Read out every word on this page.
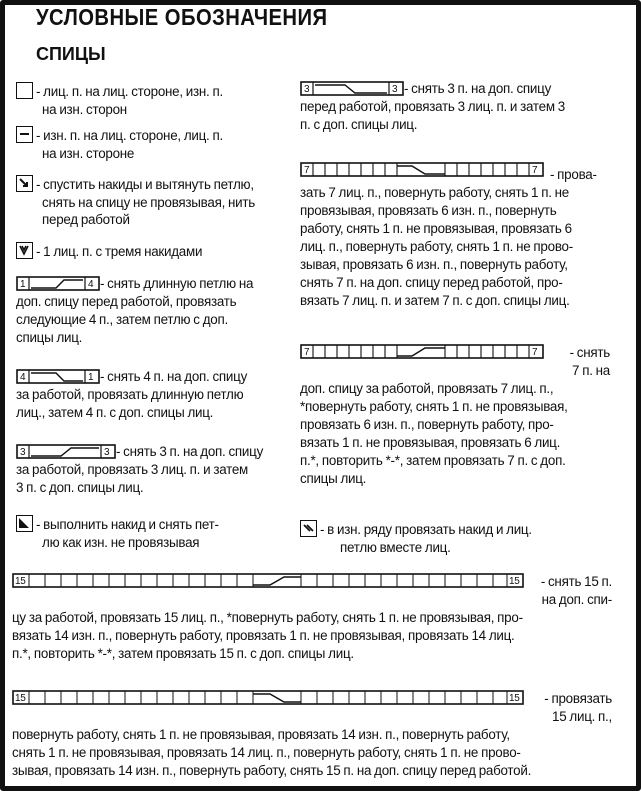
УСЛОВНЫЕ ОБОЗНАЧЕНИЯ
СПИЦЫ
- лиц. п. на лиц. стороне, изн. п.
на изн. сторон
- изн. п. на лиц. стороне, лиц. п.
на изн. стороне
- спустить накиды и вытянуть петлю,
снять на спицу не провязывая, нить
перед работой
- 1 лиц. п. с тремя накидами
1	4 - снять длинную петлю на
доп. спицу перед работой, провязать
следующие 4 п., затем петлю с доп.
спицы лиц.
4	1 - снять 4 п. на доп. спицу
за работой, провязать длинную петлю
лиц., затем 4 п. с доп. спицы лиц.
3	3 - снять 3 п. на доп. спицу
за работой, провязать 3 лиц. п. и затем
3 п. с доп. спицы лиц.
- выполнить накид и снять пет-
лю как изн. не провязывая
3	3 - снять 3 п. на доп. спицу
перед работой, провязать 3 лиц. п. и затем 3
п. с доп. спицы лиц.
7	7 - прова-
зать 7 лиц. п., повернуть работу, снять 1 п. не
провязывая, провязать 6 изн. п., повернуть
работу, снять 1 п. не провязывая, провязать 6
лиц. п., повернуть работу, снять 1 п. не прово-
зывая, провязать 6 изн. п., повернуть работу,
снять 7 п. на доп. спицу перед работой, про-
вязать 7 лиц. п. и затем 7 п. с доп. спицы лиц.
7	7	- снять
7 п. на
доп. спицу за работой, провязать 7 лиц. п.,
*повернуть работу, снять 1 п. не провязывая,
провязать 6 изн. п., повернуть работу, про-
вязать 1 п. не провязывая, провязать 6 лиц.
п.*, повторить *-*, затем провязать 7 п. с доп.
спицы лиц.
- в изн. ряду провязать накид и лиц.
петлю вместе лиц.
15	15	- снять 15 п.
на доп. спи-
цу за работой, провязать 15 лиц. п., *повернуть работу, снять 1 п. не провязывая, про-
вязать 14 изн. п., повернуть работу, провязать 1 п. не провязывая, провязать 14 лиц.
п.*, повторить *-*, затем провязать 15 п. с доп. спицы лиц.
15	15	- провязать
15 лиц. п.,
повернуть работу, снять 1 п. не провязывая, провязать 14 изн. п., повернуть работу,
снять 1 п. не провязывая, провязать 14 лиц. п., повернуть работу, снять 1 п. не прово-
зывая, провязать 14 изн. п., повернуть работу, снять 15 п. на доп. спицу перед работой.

********************

- **TASK INSTRUCTIONS**: Tell how many lines of the data above hold the string "длинную". Give only the number.

- **REPLY**: 2